▶ _What you should do_: Scan the listing below and copy every line holding "tree".

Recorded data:
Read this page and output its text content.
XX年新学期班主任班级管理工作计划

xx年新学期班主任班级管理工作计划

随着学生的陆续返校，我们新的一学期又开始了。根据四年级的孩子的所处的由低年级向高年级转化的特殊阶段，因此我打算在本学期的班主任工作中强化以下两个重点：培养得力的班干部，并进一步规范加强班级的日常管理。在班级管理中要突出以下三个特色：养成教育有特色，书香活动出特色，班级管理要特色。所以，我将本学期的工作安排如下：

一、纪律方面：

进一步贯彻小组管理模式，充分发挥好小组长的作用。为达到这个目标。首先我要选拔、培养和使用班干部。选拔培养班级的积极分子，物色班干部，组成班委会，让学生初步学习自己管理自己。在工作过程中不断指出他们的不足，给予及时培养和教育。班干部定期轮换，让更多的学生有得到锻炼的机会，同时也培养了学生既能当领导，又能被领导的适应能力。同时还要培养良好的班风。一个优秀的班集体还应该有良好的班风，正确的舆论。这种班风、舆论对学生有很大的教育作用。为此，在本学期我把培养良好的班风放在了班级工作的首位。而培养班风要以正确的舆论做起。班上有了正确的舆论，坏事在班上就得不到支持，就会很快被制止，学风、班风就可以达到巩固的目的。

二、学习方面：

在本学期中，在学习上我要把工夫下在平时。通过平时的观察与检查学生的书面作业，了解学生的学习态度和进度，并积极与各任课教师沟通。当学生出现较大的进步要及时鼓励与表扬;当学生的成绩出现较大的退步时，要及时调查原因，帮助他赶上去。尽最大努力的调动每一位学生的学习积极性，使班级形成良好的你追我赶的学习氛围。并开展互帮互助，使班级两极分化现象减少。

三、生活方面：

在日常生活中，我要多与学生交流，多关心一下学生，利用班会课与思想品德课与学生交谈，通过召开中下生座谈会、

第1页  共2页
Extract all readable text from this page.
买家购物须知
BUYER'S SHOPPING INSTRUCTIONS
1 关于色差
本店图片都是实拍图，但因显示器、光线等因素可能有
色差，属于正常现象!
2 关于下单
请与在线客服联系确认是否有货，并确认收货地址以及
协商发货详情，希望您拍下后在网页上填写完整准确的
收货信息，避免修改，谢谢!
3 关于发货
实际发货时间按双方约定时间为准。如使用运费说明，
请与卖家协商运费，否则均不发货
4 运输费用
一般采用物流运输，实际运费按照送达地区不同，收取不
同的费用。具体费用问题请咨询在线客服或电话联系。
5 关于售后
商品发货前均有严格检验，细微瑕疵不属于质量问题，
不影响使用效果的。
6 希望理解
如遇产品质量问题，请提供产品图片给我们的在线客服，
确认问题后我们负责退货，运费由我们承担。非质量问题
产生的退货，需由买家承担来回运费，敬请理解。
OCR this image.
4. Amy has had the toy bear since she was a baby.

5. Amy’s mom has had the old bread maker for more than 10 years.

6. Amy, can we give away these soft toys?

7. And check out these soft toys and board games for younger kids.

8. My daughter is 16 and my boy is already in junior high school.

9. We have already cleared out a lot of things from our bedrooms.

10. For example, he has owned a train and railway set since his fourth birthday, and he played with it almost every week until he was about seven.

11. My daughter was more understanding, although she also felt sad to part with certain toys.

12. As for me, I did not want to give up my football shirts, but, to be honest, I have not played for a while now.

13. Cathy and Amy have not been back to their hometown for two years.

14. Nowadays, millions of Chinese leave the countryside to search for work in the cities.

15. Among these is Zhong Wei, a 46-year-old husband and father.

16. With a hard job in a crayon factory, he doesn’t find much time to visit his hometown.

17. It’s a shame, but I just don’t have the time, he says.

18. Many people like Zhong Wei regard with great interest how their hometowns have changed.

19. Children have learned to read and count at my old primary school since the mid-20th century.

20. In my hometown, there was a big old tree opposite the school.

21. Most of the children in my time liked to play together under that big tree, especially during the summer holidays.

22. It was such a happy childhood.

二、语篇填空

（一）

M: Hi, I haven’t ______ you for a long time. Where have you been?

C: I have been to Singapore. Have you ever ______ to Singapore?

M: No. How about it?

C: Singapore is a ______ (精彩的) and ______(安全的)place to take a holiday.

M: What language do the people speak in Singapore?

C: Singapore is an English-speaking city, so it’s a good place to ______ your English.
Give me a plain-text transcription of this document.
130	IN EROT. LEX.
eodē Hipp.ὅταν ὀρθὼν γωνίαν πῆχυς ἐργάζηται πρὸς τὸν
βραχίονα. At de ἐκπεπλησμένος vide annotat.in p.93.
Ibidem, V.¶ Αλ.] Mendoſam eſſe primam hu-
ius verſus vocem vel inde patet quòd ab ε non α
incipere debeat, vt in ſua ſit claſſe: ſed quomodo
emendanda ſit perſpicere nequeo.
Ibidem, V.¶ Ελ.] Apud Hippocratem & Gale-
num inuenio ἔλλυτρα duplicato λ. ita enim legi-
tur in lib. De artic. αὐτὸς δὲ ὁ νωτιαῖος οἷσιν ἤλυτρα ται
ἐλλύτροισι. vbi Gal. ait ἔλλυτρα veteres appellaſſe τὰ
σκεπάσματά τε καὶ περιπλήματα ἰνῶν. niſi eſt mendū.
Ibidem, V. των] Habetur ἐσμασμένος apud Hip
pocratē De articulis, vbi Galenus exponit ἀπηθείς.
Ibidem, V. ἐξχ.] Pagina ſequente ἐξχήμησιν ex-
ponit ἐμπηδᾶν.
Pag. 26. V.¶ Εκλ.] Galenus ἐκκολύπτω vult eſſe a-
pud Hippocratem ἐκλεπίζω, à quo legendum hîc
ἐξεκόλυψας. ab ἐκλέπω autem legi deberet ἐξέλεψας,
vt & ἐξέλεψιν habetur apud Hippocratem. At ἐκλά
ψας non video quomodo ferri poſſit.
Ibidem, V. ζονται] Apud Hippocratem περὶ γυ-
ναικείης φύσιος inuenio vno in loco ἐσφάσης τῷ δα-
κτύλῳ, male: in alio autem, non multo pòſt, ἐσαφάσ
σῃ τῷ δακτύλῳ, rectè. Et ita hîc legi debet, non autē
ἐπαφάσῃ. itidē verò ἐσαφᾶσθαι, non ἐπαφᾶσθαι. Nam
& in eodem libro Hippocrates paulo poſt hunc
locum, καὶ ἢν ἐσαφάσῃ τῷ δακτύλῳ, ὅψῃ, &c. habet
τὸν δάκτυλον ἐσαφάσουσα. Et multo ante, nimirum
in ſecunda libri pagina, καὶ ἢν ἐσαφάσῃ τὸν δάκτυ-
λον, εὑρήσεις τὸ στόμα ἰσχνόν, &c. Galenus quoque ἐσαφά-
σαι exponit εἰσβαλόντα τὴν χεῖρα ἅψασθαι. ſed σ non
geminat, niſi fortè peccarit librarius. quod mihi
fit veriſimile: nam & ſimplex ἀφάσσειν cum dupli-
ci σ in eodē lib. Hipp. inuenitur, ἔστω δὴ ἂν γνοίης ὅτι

▶ _Response to the task_:
20. In my hometown, there was a big old tree opposite the school.
21. Most of the children in my time liked to play together under that big tree, especially during the summer holidays.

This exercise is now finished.